AIM OF THE EXERCISE:
Repeat the listing in full, exactly as it stands.

RECORDS SUPPLIED:
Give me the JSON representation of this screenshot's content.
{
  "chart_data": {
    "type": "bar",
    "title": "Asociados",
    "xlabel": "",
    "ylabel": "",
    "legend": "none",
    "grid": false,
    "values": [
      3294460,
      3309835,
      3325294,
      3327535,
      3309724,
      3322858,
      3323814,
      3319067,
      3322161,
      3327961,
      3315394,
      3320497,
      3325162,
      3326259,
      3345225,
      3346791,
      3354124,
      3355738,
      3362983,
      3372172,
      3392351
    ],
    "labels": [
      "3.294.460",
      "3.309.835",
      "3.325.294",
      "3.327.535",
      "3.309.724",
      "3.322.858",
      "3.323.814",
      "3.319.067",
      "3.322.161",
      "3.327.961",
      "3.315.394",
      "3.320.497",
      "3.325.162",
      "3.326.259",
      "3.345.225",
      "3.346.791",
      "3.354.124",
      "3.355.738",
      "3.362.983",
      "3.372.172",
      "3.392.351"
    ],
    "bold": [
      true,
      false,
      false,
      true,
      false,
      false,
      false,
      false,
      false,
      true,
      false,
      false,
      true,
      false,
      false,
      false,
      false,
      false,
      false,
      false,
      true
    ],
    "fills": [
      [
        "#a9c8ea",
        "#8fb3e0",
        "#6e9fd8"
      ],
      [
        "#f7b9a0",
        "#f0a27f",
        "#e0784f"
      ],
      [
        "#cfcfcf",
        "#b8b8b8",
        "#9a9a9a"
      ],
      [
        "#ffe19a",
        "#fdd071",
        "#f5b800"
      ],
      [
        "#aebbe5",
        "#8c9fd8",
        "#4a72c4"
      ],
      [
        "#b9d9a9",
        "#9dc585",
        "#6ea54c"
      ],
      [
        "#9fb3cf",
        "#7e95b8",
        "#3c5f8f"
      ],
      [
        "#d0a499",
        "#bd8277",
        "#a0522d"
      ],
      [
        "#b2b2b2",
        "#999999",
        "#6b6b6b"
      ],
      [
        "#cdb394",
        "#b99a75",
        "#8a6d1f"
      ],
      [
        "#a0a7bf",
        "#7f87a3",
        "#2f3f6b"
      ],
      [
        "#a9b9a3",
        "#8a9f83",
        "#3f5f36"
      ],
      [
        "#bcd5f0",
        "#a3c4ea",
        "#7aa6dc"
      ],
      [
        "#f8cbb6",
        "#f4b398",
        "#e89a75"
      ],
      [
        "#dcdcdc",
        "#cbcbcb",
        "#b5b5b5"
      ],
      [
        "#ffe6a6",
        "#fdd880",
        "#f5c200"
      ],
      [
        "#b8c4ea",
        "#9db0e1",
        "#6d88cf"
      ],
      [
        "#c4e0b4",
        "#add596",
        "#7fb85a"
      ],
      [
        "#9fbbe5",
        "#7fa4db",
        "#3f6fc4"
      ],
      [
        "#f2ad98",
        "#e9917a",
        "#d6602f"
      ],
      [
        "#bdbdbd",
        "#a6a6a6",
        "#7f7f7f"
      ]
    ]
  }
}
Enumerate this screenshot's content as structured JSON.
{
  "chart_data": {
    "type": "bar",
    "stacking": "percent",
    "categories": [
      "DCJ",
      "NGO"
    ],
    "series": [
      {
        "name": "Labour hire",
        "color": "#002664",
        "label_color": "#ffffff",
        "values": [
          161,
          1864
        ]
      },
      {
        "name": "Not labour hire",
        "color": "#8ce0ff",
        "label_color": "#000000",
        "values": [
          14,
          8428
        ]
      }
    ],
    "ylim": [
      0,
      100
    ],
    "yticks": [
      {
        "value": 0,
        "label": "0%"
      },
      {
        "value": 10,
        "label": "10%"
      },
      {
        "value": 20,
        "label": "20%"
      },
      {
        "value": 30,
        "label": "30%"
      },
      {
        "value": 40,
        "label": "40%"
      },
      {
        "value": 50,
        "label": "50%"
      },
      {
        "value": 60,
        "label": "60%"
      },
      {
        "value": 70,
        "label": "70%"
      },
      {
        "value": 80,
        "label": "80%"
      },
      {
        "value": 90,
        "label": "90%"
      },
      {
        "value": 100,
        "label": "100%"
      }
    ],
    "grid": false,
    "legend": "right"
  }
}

REPLY TO THE TASK:
Give me the JSON representation of this screenshot's content.
{
  "chart_data": {
    "type": "bar",
    "title": "Asociados",
    "xlabel": "",
    "ylabel": "",
    "legend": "none",
    "grid": false,
    "values": [
      3294460,
      3309835,
      3325294,
      3327535,
      3309724,
      3322858,
      3323814,
      3319067,
      3322161,
      3327961,
      3315394,
      3320497,
      3325162,
      3326259,
      3345225,
      3346791,
      3354124,
      3355738,
      3362983,
      3372172,
      3392351
    ],
    "labels": [
      "3.294.460",
      "3.309.835",
      "3.325.294",
      "3.327.535",
      "3.309.724",
      "3.322.858",
      "3.323.814",
      "3.319.067",
      "3.322.161",
      "3.327.961",
      "3.315.394",
      "3.320.497",
      "3.325.162",
      "3.326.259",
      "3.345.225",
      "3.346.791",
      "3.354.124",
      "3.355.738",
      "3.362.983",
      "3.372.172",
      "3.392.351"
    ],
    "bold": [
      true,
      false,
      false,
      true,
      false,
      false,
      false,
      false,
      false,
      true,
      false,
      false,
      true,
      false,
      false,
      false,
      false,
      false,
      false,
      false,
      true
    ],
    "fills": [
      [
        "#a9c8ea",
        "#8fb3e0",
        "#6e9fd8"
      ],
      [
        "#f7b9a0",
        "#f0a27f",
        "#e0784f"
      ],
      [
        "#cfcfcf",
        "#b8b8b8",
        "#9a9a9a"
      ],
      [
        "#ffe19a",
        "#fdd071",
        "#f5b800"
      ],
      [
        "#aebbe5",
        "#8c9fd8",
        "#4a72c4"
      ],
      [
        "#b9d9a9",
        "#9dc585",
        "#6ea54c"
      ],
      [
        "#9fb3cf",
        "#7e95b8",
        "#3c5f8f"
      ],
      [
        "#d0a499",
        "#bd8277",
        "#a0522d"
      ],
      [
        "#b2b2b2",
        "#999999",
        "#6b6b6b"
      ],
      [
        "#cdb394",
        "#b99a75",
        "#8a6d1f"
      ],
      [
        "#a0a7bf",
        "#7f87a3",
        "#2f3f6b"
      ],
      [
        "#a9b9a3",
        "#8a9f83",
        "#3f5f36"
      ],
      [
        "#bcd5f0",
        "#a3c4ea",
        "#7aa6dc"
      ],
      [
        "#f8cbb6",
        "#f4b398",
        "#e89a75"
      ],
      [
        "#dcdcdc",
        "#cbcbcb",
        "#b5b5b5"
      ],
      [
        "#ffe6a6",
        "#fdd880",
        "#f5c200"
      ],
      [
        "#b8c4ea",
        "#9db0e1",
        "#6d88cf"
      ],
      [
        "#c4e0b4",
        "#add596",
        "#7fb85a"
      ],
      [
        "#9fbbe5",
        "#7fa4db",
        "#3f6fc4"
      ],
      [
        "#f2ad98",
        "#e9917a",
        "#d6602f"
      ],
      [
        "#bdbdbd",
        "#a6a6a6",
        "#7f7f7f"
      ]
    ]
  }
}
Enumerate this screenshot's content as structured JSON.
{
  "chart_data": {
    "type": "bar",
    "stacking": "percent",
    "categories": [
      "DCJ",
      "NGO"
    ],
    "series": [
      {
        "name": "Labour hire",
        "color": "#002664",
        "label_color": "#ffffff",
        "values": [
          161,
          1864
        ]
      },
      {
        "name": "Not labour hire",
        "color": "#8ce0ff",
        "label_color": "#000000",
        "values": [
          14,
          8428
        ]
      }
    ],
    "ylim": [
      0,
      100
    ],
    "yticks": [
      {
        "value": 0,
        "label": "0%"
      },
      {
        "value": 10,
        "label": "10%"
      },
      {
        "value": 20,
        "label": "20%"
      },
      {
        "value": 30,
        "label": "30%"
      },
      {
        "value": 40,
        "label": "40%"
      },
      {
        "value": 50,
        "label": "50%"
      },
      {
        "value": 60,
        "label": "60%"
      },
      {
        "value": 70,
        "label": "70%"
      },
      {
        "value": 80,
        "label": "80%"
      },
      {
        "value": 90,
        "label": "90%"
      },
      {
        "value": 100,
        "label": "100%"
      }
    ],
    "grid": false,
    "legend": "right"
  }
}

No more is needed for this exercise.